Given request: Please transcribe the data below exactly. Leave the pictures out.

Entries shown:
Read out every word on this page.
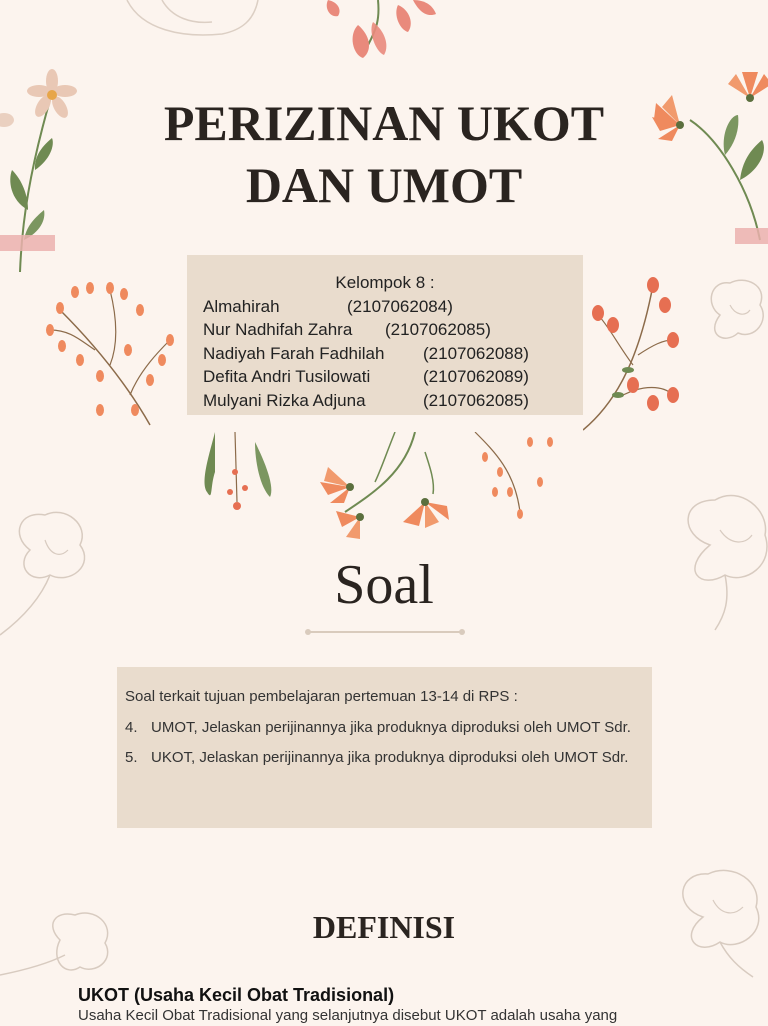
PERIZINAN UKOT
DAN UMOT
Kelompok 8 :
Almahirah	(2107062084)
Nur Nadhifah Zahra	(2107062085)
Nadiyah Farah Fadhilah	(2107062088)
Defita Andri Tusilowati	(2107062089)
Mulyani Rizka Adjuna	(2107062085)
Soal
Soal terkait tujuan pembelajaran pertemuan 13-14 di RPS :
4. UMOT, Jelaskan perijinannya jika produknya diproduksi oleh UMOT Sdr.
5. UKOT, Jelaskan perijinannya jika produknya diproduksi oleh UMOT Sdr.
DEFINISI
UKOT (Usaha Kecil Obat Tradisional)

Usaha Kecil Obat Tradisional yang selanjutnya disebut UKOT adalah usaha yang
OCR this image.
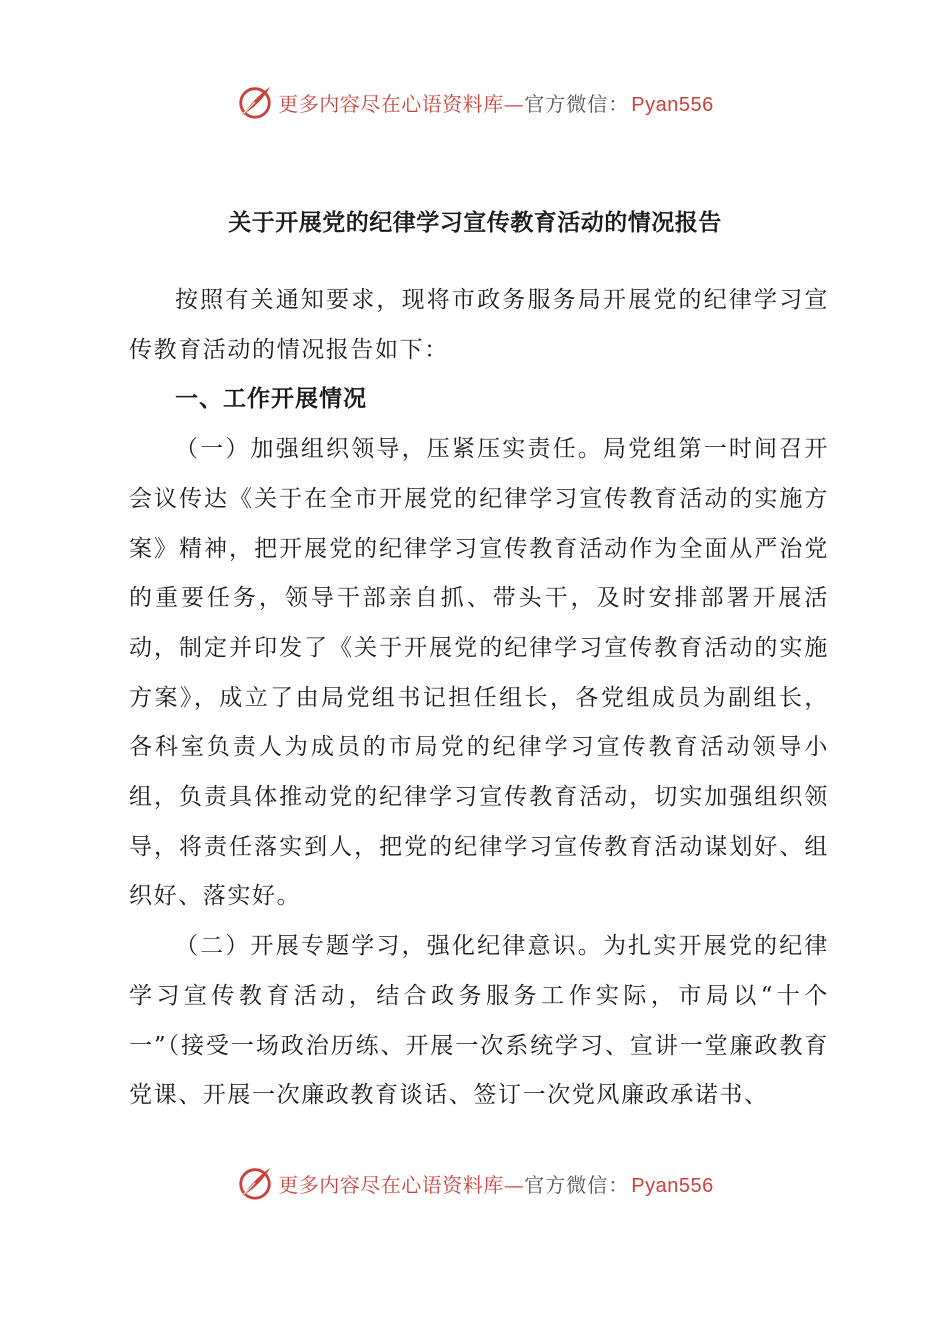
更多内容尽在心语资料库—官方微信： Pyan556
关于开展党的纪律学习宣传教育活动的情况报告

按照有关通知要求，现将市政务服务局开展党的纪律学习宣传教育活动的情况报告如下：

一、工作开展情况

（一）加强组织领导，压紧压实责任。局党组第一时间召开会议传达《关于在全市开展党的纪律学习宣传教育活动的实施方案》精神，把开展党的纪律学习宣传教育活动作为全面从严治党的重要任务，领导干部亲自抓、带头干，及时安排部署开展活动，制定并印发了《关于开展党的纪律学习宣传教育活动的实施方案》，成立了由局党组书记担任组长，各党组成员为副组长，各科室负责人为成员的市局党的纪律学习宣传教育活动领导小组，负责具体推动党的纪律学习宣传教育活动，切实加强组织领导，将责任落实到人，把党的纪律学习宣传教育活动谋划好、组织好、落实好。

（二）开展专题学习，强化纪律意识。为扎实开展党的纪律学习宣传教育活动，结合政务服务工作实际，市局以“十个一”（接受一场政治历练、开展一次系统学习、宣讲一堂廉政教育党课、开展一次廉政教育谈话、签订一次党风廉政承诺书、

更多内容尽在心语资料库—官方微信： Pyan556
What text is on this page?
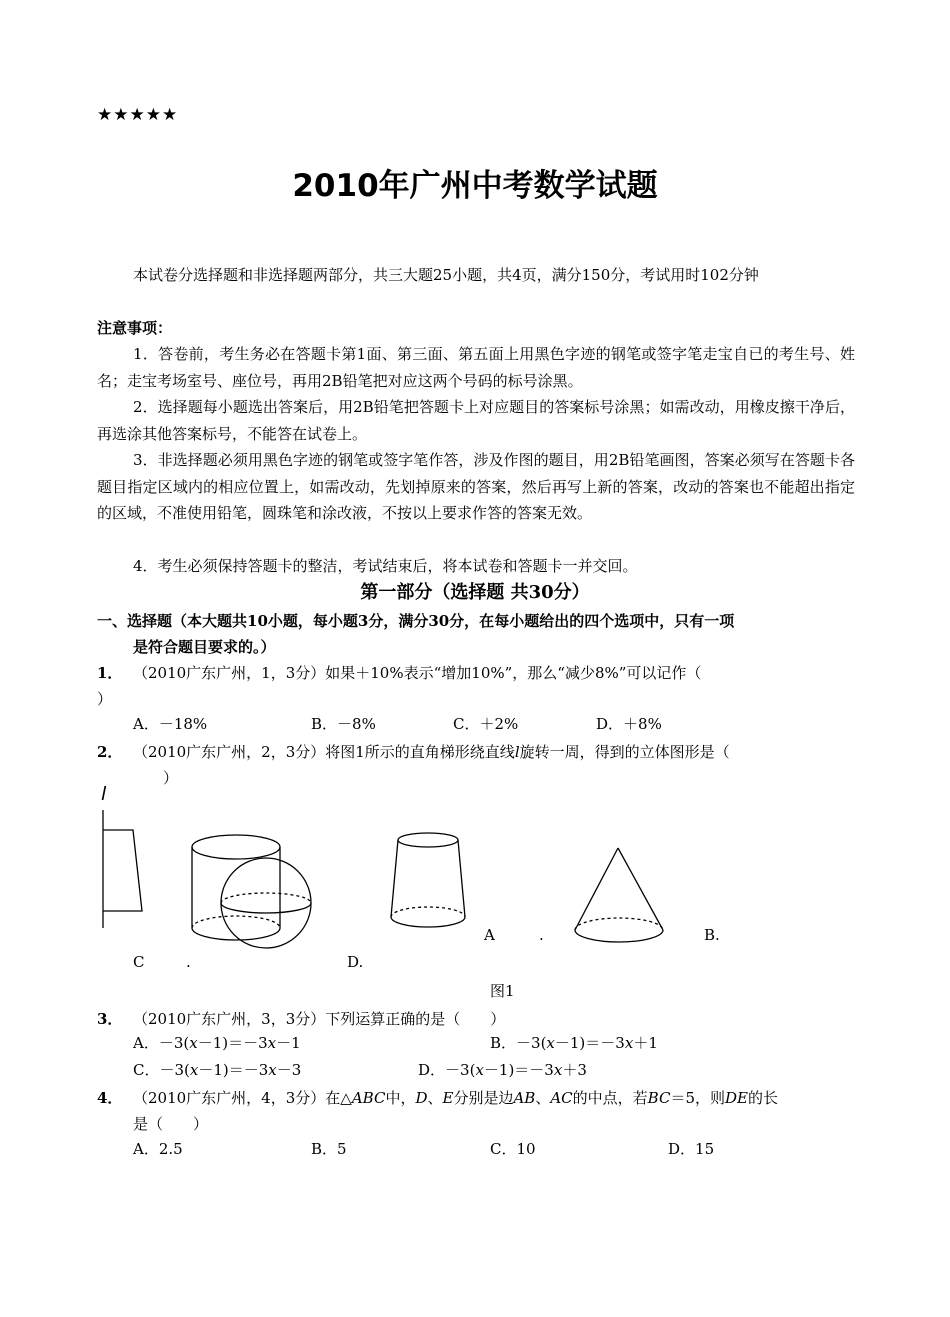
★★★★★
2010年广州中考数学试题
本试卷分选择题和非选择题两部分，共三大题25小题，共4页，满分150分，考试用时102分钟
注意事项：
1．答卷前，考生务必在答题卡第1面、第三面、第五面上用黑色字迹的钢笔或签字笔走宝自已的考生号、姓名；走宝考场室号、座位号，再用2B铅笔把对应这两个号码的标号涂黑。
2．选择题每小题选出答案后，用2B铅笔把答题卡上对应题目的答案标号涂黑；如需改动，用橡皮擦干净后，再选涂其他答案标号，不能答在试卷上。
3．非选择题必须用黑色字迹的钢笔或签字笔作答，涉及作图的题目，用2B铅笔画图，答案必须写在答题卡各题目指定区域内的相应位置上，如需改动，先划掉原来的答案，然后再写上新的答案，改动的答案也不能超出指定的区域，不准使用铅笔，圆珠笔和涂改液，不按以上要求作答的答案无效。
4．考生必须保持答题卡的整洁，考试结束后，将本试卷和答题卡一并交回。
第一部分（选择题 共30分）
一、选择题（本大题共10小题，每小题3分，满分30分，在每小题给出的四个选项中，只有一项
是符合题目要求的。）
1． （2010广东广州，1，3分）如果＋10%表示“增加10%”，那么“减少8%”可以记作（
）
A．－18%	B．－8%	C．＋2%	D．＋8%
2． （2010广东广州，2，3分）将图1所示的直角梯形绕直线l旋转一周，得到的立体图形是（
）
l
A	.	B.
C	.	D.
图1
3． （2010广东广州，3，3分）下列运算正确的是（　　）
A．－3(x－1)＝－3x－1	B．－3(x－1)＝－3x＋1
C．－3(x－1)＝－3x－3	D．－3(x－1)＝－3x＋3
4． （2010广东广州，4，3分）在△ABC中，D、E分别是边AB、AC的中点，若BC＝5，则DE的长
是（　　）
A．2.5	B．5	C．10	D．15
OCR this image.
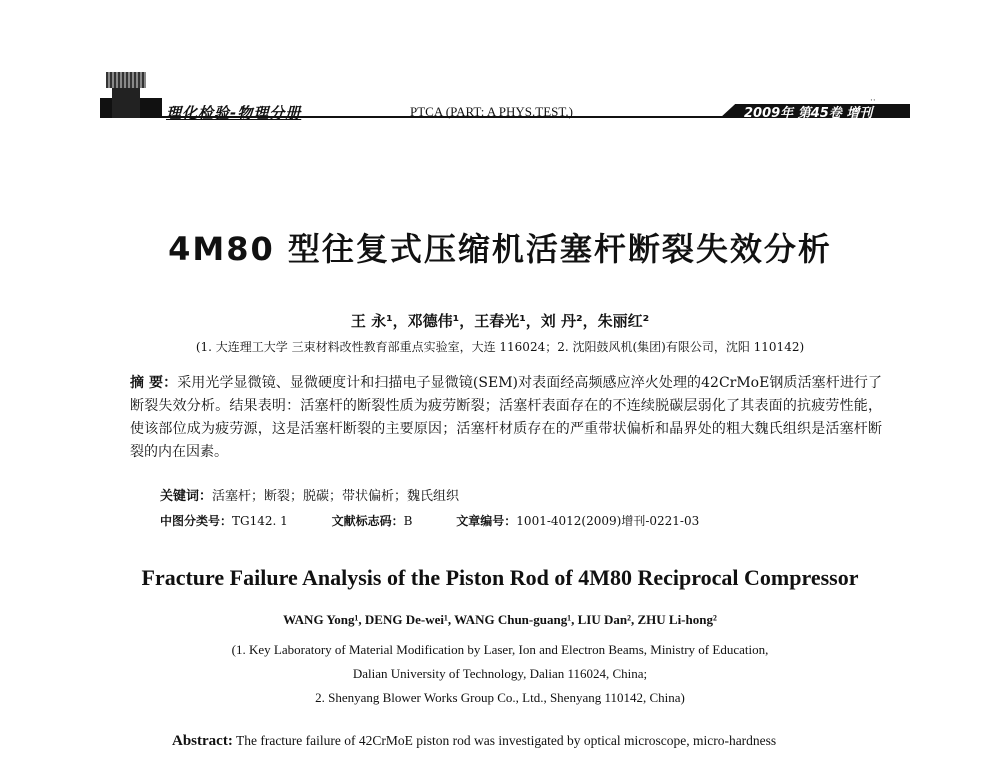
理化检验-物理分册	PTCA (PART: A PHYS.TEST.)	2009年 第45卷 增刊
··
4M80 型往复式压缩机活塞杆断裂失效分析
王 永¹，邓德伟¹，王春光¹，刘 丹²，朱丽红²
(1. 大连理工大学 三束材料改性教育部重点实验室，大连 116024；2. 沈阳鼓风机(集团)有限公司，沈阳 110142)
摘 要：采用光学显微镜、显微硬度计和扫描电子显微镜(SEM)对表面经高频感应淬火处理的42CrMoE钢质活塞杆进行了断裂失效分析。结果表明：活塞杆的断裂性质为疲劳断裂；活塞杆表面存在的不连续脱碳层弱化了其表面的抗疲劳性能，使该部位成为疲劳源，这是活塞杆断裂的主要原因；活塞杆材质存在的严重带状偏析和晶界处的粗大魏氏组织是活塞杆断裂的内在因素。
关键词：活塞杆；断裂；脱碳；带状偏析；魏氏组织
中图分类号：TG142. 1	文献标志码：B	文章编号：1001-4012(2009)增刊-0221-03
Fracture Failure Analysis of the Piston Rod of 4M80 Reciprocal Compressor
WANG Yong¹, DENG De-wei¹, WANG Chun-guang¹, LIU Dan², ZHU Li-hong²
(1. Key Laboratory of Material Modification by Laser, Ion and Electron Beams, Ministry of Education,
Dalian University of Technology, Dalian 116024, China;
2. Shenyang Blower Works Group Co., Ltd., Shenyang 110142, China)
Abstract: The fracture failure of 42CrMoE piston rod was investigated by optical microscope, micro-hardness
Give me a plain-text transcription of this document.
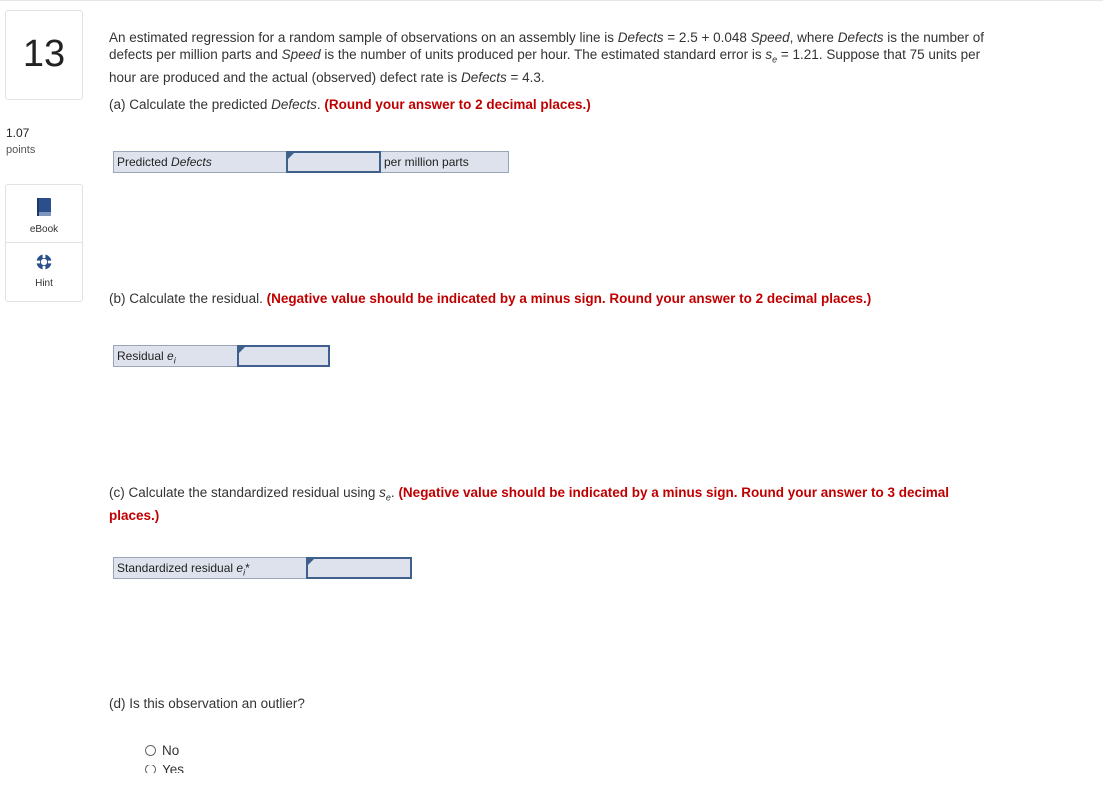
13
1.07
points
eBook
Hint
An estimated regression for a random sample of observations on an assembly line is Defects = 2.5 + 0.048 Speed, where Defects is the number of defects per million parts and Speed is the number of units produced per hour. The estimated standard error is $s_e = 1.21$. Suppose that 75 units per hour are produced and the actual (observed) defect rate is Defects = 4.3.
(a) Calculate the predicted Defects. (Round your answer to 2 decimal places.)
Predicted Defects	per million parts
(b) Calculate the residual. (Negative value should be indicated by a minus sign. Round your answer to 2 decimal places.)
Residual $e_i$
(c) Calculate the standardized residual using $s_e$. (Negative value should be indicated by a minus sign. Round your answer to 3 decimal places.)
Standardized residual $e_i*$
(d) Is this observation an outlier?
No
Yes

Task response:
Read out every word on this page.
PERIZINAN UKOT
DAN UMOT
Kelompok 8 :
Almahirah	(2107062084)
Nur Nadhifah Zahra	(2107062085)
Nadiyah Farah Fadhilah	(2107062088)
Defita Andri Tusilowati	(2107062089)
Mulyani Rizka Adjuna	(2107062085)
Soal
Soal terkait tujuan pembelajaran pertemuan 13-14 di RPS :
4. UMOT, Jelaskan perijinannya jika produknya diproduksi oleh UMOT Sdr.
5. UKOT, Jelaskan perijinannya jika produknya diproduksi oleh UMOT Sdr.
DEFINISI
UKOT (Usaha Kecil Obat Tradisional)

Usaha Kecil Obat Tradisional yang selanjutnya disebut UKOT adalah usaha yang
OCR this image.
更多内容尽在心语资料库—官方微信： Pyan556
关于开展党的纪律学习宣传教育活动的情况报告

按照有关通知要求，现将市政务服务局开展党的纪律学习宣传教育活动的情况报告如下：

一、工作开展情况

（一）加强组织领导，压紧压实责任。局党组第一时间召开会议传达《关于在全市开展党的纪律学习宣传教育活动的实施方案》精神，把开展党的纪律学习宣传教育活动作为全面从严治党的重要任务，领导干部亲自抓、带头干，及时安排部署开展活动，制定并印发了《关于开展党的纪律学习宣传教育活动的实施方案》，成立了由局党组书记担任组长，各党组成员为副组长，各科室负责人为成员的市局党的纪律学习宣传教育活动领导小组，负责具体推动党的纪律学习宣传教育活动，切实加强组织领导，将责任落实到人，把党的纪律学习宣传教育活动谋划好、组织好、落实好。

（二）开展专题学习，强化纪律意识。为扎实开展党的纪律学习宣传教育活动，结合政务服务工作实际，市局以“十个一”（接受一场政治历练、开展一次系统学习、宣讲一堂廉政教育党课、开展一次廉政教育谈话、签订一次党风廉政承诺书、

更多内容尽在心语资料库—官方微信： Pyan556
What text is on this page?
★★★★★
2010年广州中考数学试题
本试卷分选择题和非选择题两部分，共三大题25小题，共4页，满分150分，考试用时102分钟
注意事项：
1．答卷前，考生务必在答题卡第1面、第三面、第五面上用黑色字迹的钢笔或签字笔走宝自已的考生号、姓名；走宝考场室号、座位号，再用2B铅笔把对应这两个号码的标号涂黑。
2．选择题每小题选出答案后，用2B铅笔把答题卡上对应题目的答案标号涂黑；如需改动，用橡皮擦干净后，再选涂其他答案标号，不能答在试卷上。
3．非选择题必须用黑色字迹的钢笔或签字笔作答，涉及作图的题目，用2B铅笔画图，答案必须写在答题卡各题目指定区域内的相应位置上，如需改动，先划掉原来的答案，然后再写上新的答案，改动的答案也不能超出指定的区域，不准使用铅笔，圆珠笔和涂改液，不按以上要求作答的答案无效。
4．考生必须保持答题卡的整洁，考试结束后，将本试卷和答题卡一并交回。
第一部分（选择题 共30分）
一、选择题（本大题共10小题，每小题3分，满分30分，在每小题给出的四个选项中，只有一项
是符合题目要求的。）
1． （2010广东广州，1，3分）如果＋10%表示“增加10%”，那么“减少8%”可以记作（
）
A．－18%	B．－8%	C．＋2%	D．＋8%
2． （2010广东广州，2，3分）将图1所示的直角梯形绕直线l旋转一周，得到的立体图形是（
）
l
A	.	B.
C	.	D.
图1
3． （2010广东广州，3，3分）下列运算正确的是（　　）
A．－3(x－1)＝－3x－1	B．－3(x－1)＝－3x＋1
C．－3(x－1)＝－3x－3	D．－3(x－1)＝－3x＋3
4． （2010广东广州，4，3分）在△ABC中，D、E分别是边AB、AC的中点，若BC＝5，则DE的长
是（　　）
A．2.5	B．5	C．10	D．15
OCR this image.
理化检验-物理分册	PTCA (PART: A PHYS.TEST.)	2009年 第45卷 增刊
··
4M80 型往复式压缩机活塞杆断裂失效分析
王 永¹，邓德伟¹，王春光¹，刘 丹²，朱丽红²
(1. 大连理工大学 三束材料改性教育部重点实验室，大连 116024；2. 沈阳鼓风机(集团)有限公司，沈阳 110142)
摘 要：采用光学显微镜、显微硬度计和扫描电子显微镜(SEM)对表面经高频感应淬火处理的42CrMoE钢质活塞杆进行了断裂失效分析。结果表明：活塞杆的断裂性质为疲劳断裂；活塞杆表面存在的不连续脱碳层弱化了其表面的抗疲劳性能，使该部位成为疲劳源，这是活塞杆断裂的主要原因；活塞杆材质存在的严重带状偏析和晶界处的粗大魏氏组织是活塞杆断裂的内在因素。
关键词：活塞杆；断裂；脱碳；带状偏析；魏氏组织
中图分类号：TG142. 1	文献标志码：B	文章编号：1001-4012(2009)增刊-0221-03
Fracture Failure Analysis of the Piston Rod of 4M80 Reciprocal Compressor
WANG Yong¹, DENG De-wei¹, WANG Chun-guang¹, LIU Dan², ZHU Li-hong²
(1. Key Laboratory of Material Modification by Laser, Ion and Electron Beams, Ministry of Education,
Dalian University of Technology, Dalian 116024, China;
2. Shenyang Blower Works Group Co., Ltd., Shenyang 110142, China)
Abstract: The fracture failure of 42CrMoE piston rod was investigated by optical microscope, micro-hardness
Give me a plain-text transcription of this document.
13
1.07
points
eBook
Hint
An estimated regression for a random sample of observations on an assembly line is Defects = 2.5 + 0.048 Speed, where Defects is the number of defects per million parts and Speed is the number of units produced per hour. The estimated standard error is $s_e = 1.21$. Suppose that 75 units per hour are produced and the actual (observed) defect rate is Defects = 4.3.
(a) Calculate the predicted Defects. (Round your answer to 2 decimal places.)
Predicted Defects	per million parts
(b) Calculate the residual. (Negative value should be indicated by a minus sign. Round your answer to 2 decimal places.)
Residual $e_i$
(c) Calculate the standardized residual using $s_e$. (Negative value should be indicated by a minus sign. Round your answer to 3 decimal places.)
Standardized residual $e_i*$
(d) Is this observation an outlier?
No
Yes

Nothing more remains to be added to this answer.